**OBJECTIVE**
Across the listing below, how many lines hold "text"? Reply with the number by itself.

**GIVEN RECORDS**
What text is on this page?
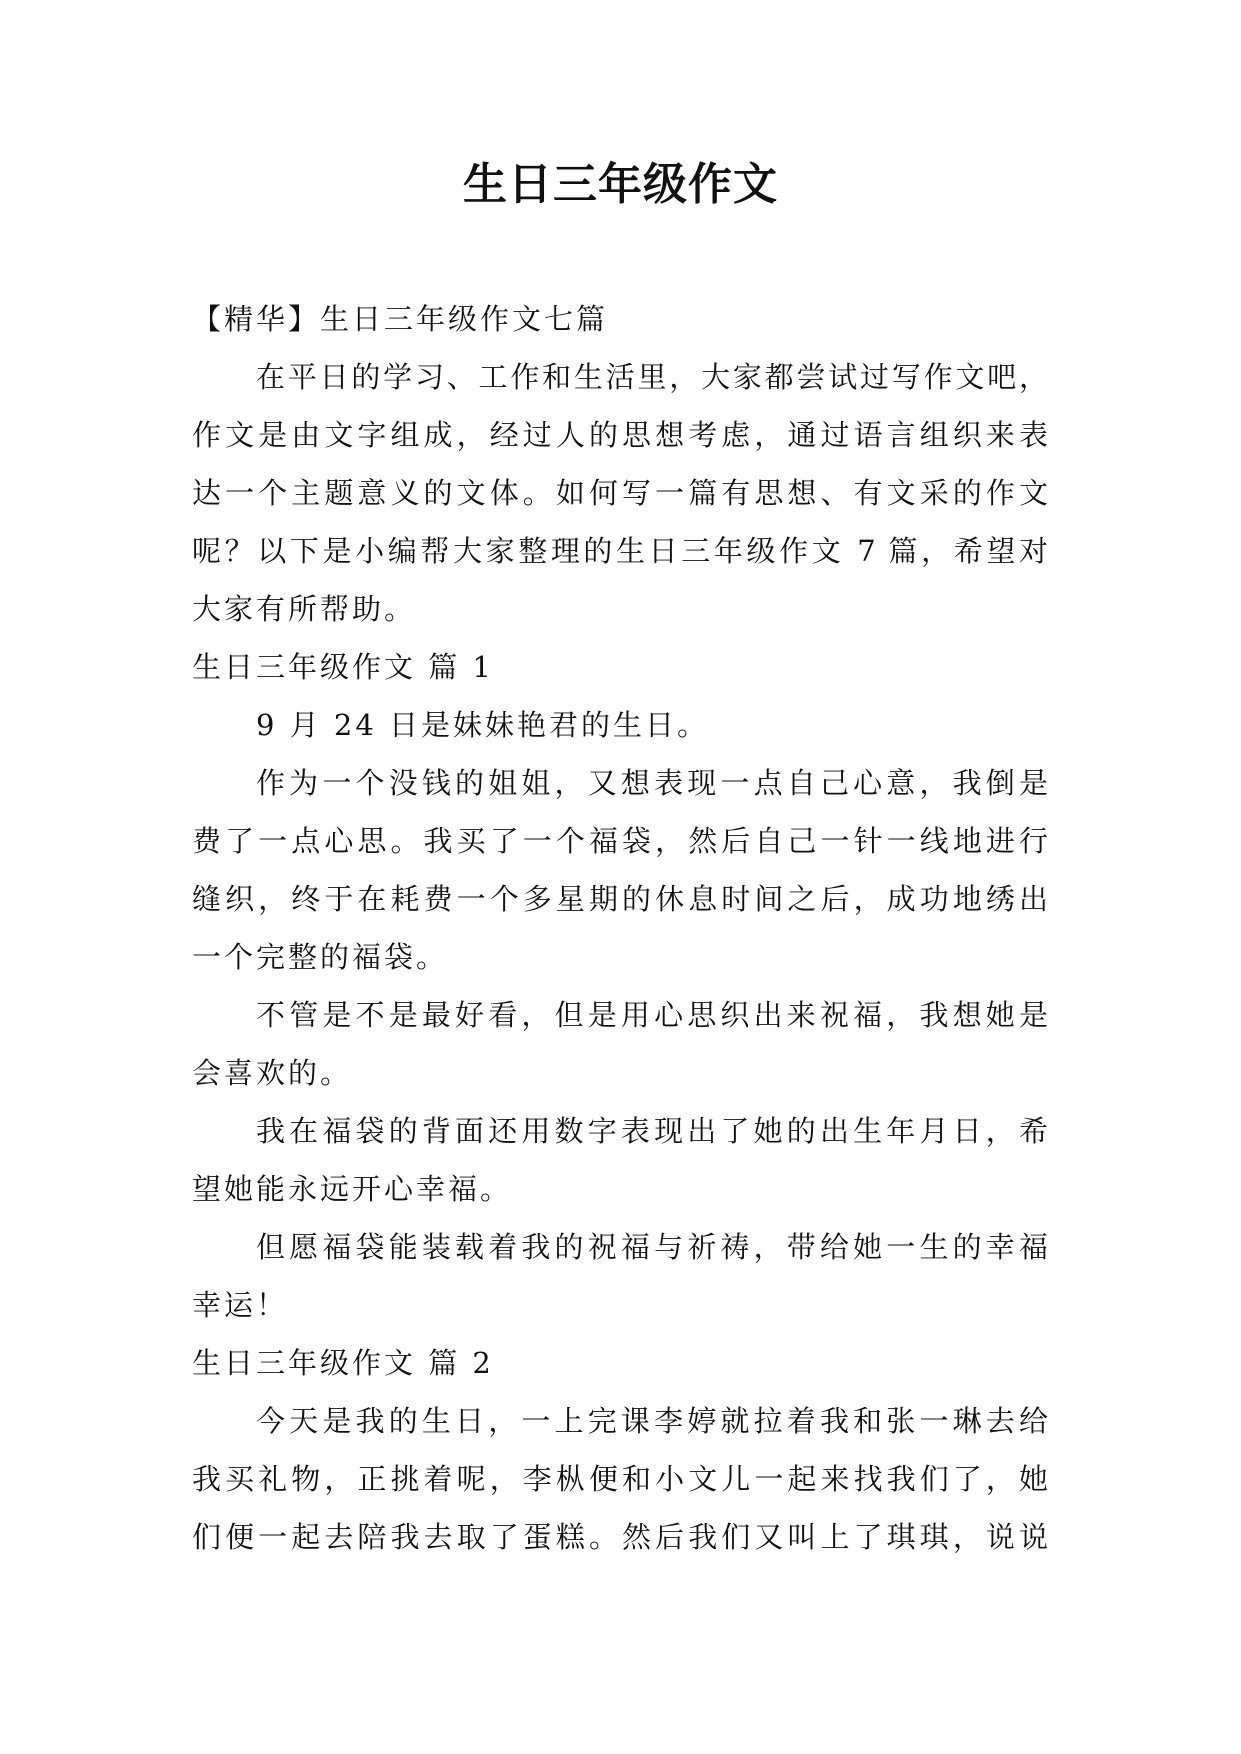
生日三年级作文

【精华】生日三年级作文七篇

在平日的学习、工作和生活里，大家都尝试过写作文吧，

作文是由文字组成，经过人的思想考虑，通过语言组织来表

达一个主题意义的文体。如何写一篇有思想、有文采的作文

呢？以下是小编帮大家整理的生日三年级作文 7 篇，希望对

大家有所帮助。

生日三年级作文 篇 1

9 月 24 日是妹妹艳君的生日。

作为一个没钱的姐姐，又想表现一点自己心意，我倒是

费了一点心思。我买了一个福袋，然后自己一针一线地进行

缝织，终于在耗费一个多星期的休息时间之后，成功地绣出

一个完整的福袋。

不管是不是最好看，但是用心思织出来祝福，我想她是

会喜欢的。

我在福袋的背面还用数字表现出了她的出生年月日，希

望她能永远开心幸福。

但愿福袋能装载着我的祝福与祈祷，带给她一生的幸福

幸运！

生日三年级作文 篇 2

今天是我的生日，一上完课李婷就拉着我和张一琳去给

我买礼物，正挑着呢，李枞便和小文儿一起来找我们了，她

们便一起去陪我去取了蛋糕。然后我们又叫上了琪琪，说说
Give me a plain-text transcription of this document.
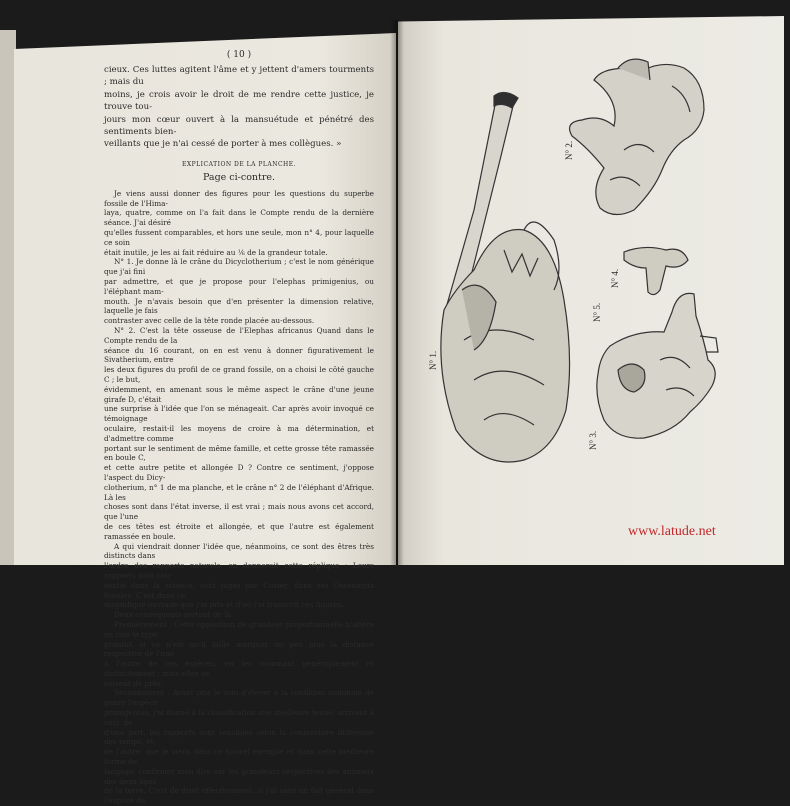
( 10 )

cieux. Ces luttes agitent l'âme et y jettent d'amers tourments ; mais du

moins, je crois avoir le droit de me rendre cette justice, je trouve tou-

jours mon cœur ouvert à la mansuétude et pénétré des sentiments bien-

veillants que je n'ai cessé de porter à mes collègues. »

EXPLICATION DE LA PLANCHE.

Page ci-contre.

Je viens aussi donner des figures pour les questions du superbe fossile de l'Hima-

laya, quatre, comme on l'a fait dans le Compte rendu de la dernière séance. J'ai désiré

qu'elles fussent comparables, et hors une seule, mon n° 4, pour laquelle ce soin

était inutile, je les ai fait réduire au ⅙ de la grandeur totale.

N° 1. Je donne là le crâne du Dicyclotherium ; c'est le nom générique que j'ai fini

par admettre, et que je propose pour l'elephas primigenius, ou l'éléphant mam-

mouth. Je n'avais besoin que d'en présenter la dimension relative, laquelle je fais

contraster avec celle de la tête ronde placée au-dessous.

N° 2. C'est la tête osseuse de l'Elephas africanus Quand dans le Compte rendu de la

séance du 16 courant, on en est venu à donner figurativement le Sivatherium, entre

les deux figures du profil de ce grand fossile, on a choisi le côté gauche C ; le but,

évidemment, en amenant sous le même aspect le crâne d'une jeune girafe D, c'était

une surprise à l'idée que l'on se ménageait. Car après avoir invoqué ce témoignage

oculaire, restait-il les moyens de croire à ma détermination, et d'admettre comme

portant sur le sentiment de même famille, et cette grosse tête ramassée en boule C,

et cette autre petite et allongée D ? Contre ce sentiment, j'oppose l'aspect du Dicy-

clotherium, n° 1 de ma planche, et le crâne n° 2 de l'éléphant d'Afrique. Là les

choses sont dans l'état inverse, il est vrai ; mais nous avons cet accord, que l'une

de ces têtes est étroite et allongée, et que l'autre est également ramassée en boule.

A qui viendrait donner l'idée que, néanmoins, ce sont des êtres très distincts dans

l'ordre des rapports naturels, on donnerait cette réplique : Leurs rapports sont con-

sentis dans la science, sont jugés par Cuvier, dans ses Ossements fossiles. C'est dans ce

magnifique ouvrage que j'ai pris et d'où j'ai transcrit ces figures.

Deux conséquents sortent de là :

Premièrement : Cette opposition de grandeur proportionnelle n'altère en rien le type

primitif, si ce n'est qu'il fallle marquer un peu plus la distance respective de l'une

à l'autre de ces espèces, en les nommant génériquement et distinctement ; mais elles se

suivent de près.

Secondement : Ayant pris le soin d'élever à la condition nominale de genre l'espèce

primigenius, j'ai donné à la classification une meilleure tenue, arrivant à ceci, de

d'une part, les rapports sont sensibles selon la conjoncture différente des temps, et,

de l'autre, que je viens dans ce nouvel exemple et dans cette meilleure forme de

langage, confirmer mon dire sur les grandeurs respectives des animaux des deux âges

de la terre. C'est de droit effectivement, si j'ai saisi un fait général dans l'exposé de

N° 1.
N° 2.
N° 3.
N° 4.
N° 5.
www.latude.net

**ANSWER**
2